--- BEGIN DATA IN THIS EXERCISE ---
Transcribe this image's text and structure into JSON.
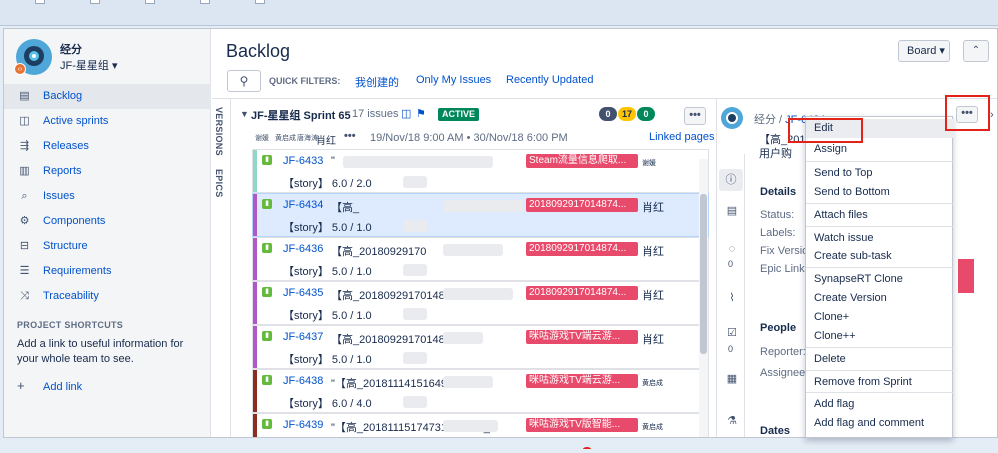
{
  "project": {
    "name": "经分",
    "board_name": "JF-星星组 ▾"
  },
  "sidebar": {
    "items": [
      {
        "label": "Backlog",
        "icon": "backlog-icon",
        "glyph": "▤"
      },
      {
        "label": "Active sprints",
        "icon": "active-sprints-icon",
        "glyph": "◫"
      },
      {
        "label": "Releases",
        "icon": "releases-icon",
        "glyph": "⇶"
      },
      {
        "label": "Reports",
        "icon": "reports-icon",
        "glyph": "▥"
      },
      {
        "label": "Issues",
        "icon": "issues-icon",
        "glyph": "⌕"
      },
      {
        "label": "Components",
        "icon": "components-icon",
        "glyph": "⚙"
      },
      {
        "label": "Structure",
        "icon": "structure-icon",
        "glyph": "⊟"
      },
      {
        "label": "Requirements",
        "icon": "requirements-icon",
        "glyph": "☰"
      },
      {
        "label": "Traceability",
        "icon": "traceability-icon",
        "glyph": "⤨"
      }
    ],
    "shortcuts_title": "PROJECT SHORTCUTS",
    "shortcuts_text": "Add a link to useful information for your whole team to see.",
    "add_link": "Add link"
  },
  "header": {
    "title": "Backlog",
    "board_button": "Board ▾",
    "collapse_glyph": "⌃",
    "quick_filters_label": "QUICK FILTERS:",
    "quick_filters": [
      "我创建的",
      "Only My Issues",
      "Recently Updated"
    ]
  },
  "vertical_tabs": [
    "VERSIONS",
    "EPICS"
  ],
  "sprint": {
    "name": "JF-星星组 Sprint 65",
    "issue_count": "17 issues",
    "status": "ACTIVE",
    "counts": [
      "0",
      "17",
      "0"
    ],
    "tags": [
      "谢媛",
      "黄启成",
      "唐海涛",
      "肖红"
    ],
    "dates": "19/Nov/18 9:00 AM • 30/Nov/18 6:00 PM",
    "linked_pages": "Linked pages",
    "more": "•••",
    "tag_more": "•••"
  },
  "issues": [
    {
      "key": "JF-6433",
      "summary": "\"",
      "story": "【story】 6.0 / 2.0",
      "epic": "Steam流量信息爬取...",
      "assignee": "谢媛",
      "small": true,
      "bar": "#8fd7c6",
      "selected": false
    },
    {
      "key": "JF-6434",
      "summary": "【高_",
      "story": "【story】 5.0 / 1.0",
      "epic": "2018092917014874...",
      "assignee": "肖红",
      "small": false,
      "bar": "#b158c9",
      "selected": true
    },
    {
      "key": "JF-6436",
      "summary": "【高_20180929170",
      "story": "【story】 5.0 / 1.0",
      "epic": "2018092917014874...",
      "assignee": "肖红",
      "small": false,
      "bar": "#b158c9",
      "selected": false
    },
    {
      "key": "JF-6435",
      "summary": "【高_2018092917014874",
      "story": "【story】 5.0 / 1.0",
      "epic": "2018092917014874...",
      "assignee": "肖红",
      "small": false,
      "bar": "#b158c9",
      "selected": false
    },
    {
      "key": "JF-6437",
      "summary": "【高_20180929170148744569",
      "story": "【story】 5.0 / 1.0",
      "epic": "咪咕游戏TV端云游...",
      "assignee": "肖红",
      "small": false,
      "bar": "#b158c9",
      "selected": false
    },
    {
      "key": "JF-6438",
      "summary": "\"【高_20181114151649947972",
      "story": "【story】 6.0 / 4.0",
      "epic": "咪咕游戏TV端云游...",
      "assignee": "黄启成",
      "small": true,
      "bar": "#8b2e1f",
      "selected": false
    },
    {
      "key": "JF-6439",
      "summary": "\"【高_20181115174731989069_",
      "story": "【story】",
      "epic": "咪咕游戏TV版智能...",
      "assignee": "黄启成",
      "small": true,
      "bar": "#8b2e1f",
      "selected": false
    }
  ],
  "detail": {
    "crumb_project": "经分",
    "crumb_key": "JF-6434",
    "title_lines": [
      "【高_20180",
      "",
      "用户购"
    ],
    "sections": {
      "details": "Details",
      "people": "People",
      "dates": "Dates"
    },
    "fields": [
      "Status:",
      "Labels:",
      "Fix Version",
      "Epic Link:",
      "Reporter:",
      "Assignee:"
    ],
    "rail_counts": [
      "0",
      "0"
    ],
    "more": "•••",
    "chevron": "›"
  },
  "context_menu": {
    "items": [
      "Edit",
      "Assign",
      "Send to Top",
      "Send to Bottom",
      "Attach files",
      "Watch issue",
      "Create sub-task",
      "SynapseRT Clone",
      "Create Version",
      "Clone+",
      "Clone++",
      "Delete",
      "Remove from Sprint",
      "Add flag",
      "Add flag and comment"
    ]
  },
  "colors": {
    "accent": "#0052cc",
    "active": "#00875a",
    "epic": "#e84a6b",
    "highlight": "#e2231a"
  }
}
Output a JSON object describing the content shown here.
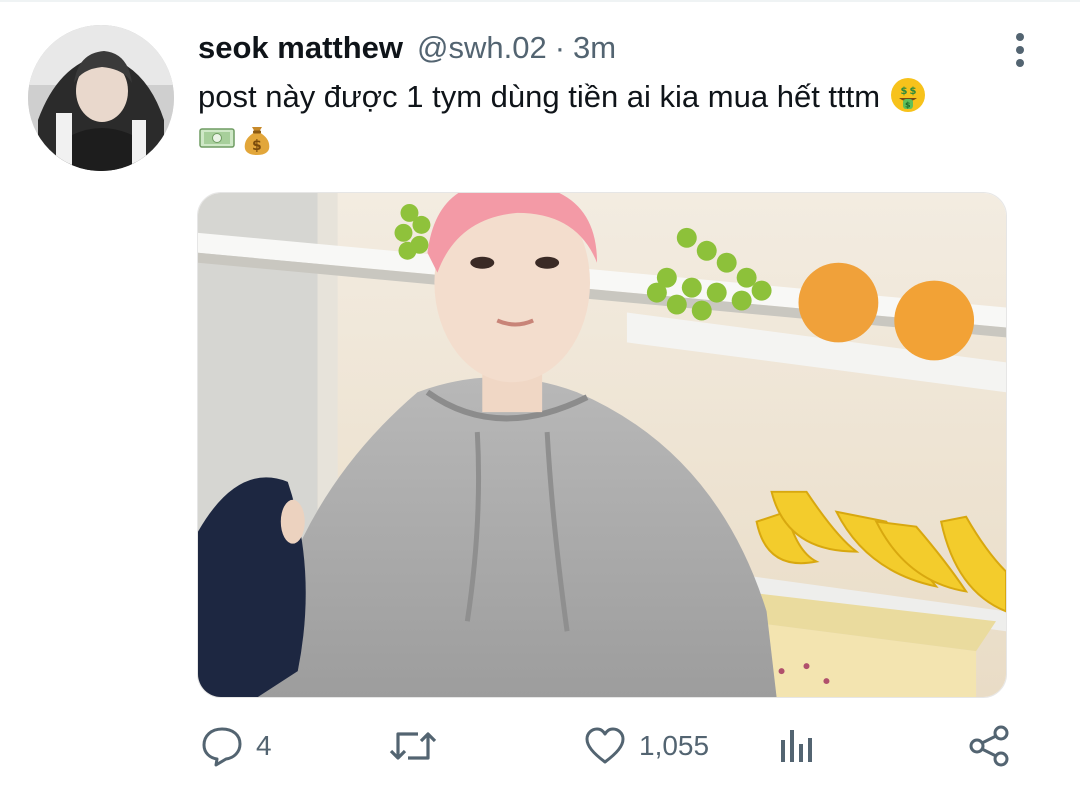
{
  "tweet": {
    "display_name": "seok matthew",
    "handle": "@swh.02",
    "separator": "·",
    "time": "3m",
    "text": "post này được 1 tym dùng tiền ai kia mua hết tttm",
    "emojis": [
      "money-mouth-face",
      "dollar-banknote",
      "money-bag"
    ]
  },
  "actions": {
    "reply_count": "4",
    "retweet_count": "",
    "like_count": "1,055"
  },
  "colors": {
    "text_primary": "#0f1419",
    "text_secondary": "#536471",
    "background": "#ffffff"
  },
  "icons": [
    "more-vertical-icon",
    "reply-icon",
    "retweet-icon",
    "like-icon",
    "views-icon",
    "share-icon"
  ]
}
--- END DATA IN THIS EXERCISE ---
TASK DESCRIPTION :: Repeat all the records above exactly, leaving out any pictures.

RIGHT ANSWER ::
Transcribe this image's text and structure into JSON.
{
  "project": {
    "name": "经分",
    "board_name": "JF-星星组 ▾"
  },
  "sidebar": {
    "items": [
      {
        "label": "Backlog",
        "icon": "backlog-icon",
        "glyph": "▤"
      },
      {
        "label": "Active sprints",
        "icon": "active-sprints-icon",
        "glyph": "◫"
      },
      {
        "label": "Releases",
        "icon": "releases-icon",
        "glyph": "⇶"
      },
      {
        "label": "Reports",
        "icon": "reports-icon",
        "glyph": "▥"
      },
      {
        "label": "Issues",
        "icon": "issues-icon",
        "glyph": "⌕"
      },
      {
        "label": "Components",
        "icon": "components-icon",
        "glyph": "⚙"
      },
      {
        "label": "Structure",
        "icon": "structure-icon",
        "glyph": "⊟"
      },
      {
        "label": "Requirements",
        "icon": "requirements-icon",
        "glyph": "☰"
      },
      {
        "label": "Traceability",
        "icon": "traceability-icon",
        "glyph": "⤨"
      }
    ],
    "shortcuts_title": "PROJECT SHORTCUTS",
    "shortcuts_text": "Add a link to useful information for your whole team to see.",
    "add_link": "Add link"
  },
  "header": {
    "title": "Backlog",
    "board_button": "Board ▾",
    "collapse_glyph": "⌃",
    "quick_filters_label": "QUICK FILTERS:",
    "quick_filters": [
      "我创建的",
      "Only My Issues",
      "Recently Updated"
    ]
  },
  "vertical_tabs": [
    "VERSIONS",
    "EPICS"
  ],
  "sprint": {
    "name": "JF-星星组 Sprint 65",
    "issue_count": "17 issues",
    "status": "ACTIVE",
    "counts": [
      "0",
      "17",
      "0"
    ],
    "tags": [
      "谢媛",
      "黄启成",
      "唐海涛",
      "肖红"
    ],
    "dates": "19/Nov/18 9:00 AM • 30/Nov/18 6:00 PM",
    "linked_pages": "Linked pages",
    "more": "•••",
    "tag_more": "•••"
  },
  "issues": [
    {
      "key": "JF-6433",
      "summary": "\"",
      "story": "【story】 6.0 / 2.0",
      "epic": "Steam流量信息爬取...",
      "assignee": "谢媛",
      "small": true,
      "bar": "#8fd7c6",
      "selected": false
    },
    {
      "key": "JF-6434",
      "summary": "【高_",
      "story": "【story】 5.0 / 1.0",
      "epic": "2018092917014874...",
      "assignee": "肖红",
      "small": false,
      "bar": "#b158c9",
      "selected": true
    },
    {
      "key": "JF-6436",
      "summary": "【高_20180929170",
      "story": "【story】 5.0 / 1.0",
      "epic": "2018092917014874...",
      "assignee": "肖红",
      "small": false,
      "bar": "#b158c9",
      "selected": false
    },
    {
      "key": "JF-6435",
      "summary": "【高_2018092917014874",
      "story": "【story】 5.0 / 1.0",
      "epic": "2018092917014874...",
      "assignee": "肖红",
      "small": false,
      "bar": "#b158c9",
      "selected": false
    },
    {
      "key": "JF-6437",
      "summary": "【高_20180929170148744569",
      "story": "【story】 5.0 / 1.0",
      "epic": "咪咕游戏TV端云游...",
      "assignee": "肖红",
      "small": false,
      "bar": "#b158c9",
      "selected": false
    },
    {
      "key": "JF-6438",
      "summary": "\"【高_20181114151649947972",
      "story": "【story】 6.0 / 4.0",
      "epic": "咪咕游戏TV端云游...",
      "assignee": "黄启成",
      "small": true,
      "bar": "#8b2e1f",
      "selected": false
    },
    {
      "key": "JF-6439",
      "summary": "\"【高_20181115174731989069_",
      "story": "【story】",
      "epic": "咪咕游戏TV版智能...",
      "assignee": "黄启成",
      "small": true,
      "bar": "#8b2e1f",
      "selected": false
    }
  ],
  "detail": {
    "crumb_project": "经分",
    "crumb_key": "JF-6434",
    "title_lines": [
      "【高_20180",
      "",
      "用户购"
    ],
    "sections": {
      "details": "Details",
      "people": "People",
      "dates": "Dates"
    },
    "fields": [
      "Status:",
      "Labels:",
      "Fix Version",
      "Epic Link:",
      "Reporter:",
      "Assignee:"
    ],
    "rail_counts": [
      "0",
      "0"
    ],
    "more": "•••",
    "chevron": "›"
  },
  "context_menu": {
    "items": [
      "Edit",
      "Assign",
      "Send to Top",
      "Send to Bottom",
      "Attach files",
      "Watch issue",
      "Create sub-task",
      "SynapseRT Clone",
      "Create Version",
      "Clone+",
      "Clone++",
      "Delete",
      "Remove from Sprint",
      "Add flag",
      "Add flag and comment"
    ]
  },
  "colors": {
    "accent": "#0052cc",
    "active": "#00875a",
    "epic": "#e84a6b",
    "highlight": "#e2231a"
  }
}
Output a JSON object describing the content shown here.
{
  "tweet": {
    "display_name": "seok matthew",
    "handle": "@swh.02",
    "separator": "·",
    "time": "3m",
    "text": "post này được 1 tym dùng tiền ai kia mua hết tttm",
    "emojis": [
      "money-mouth-face",
      "dollar-banknote",
      "money-bag"
    ]
  },
  "actions": {
    "reply_count": "4",
    "retweet_count": "",
    "like_count": "1,055"
  },
  "colors": {
    "text_primary": "#0f1419",
    "text_secondary": "#536471",
    "background": "#ffffff"
  },
  "icons": [
    "more-vertical-icon",
    "reply-icon",
    "retweet-icon",
    "like-icon",
    "views-icon",
    "share-icon"
  ]
}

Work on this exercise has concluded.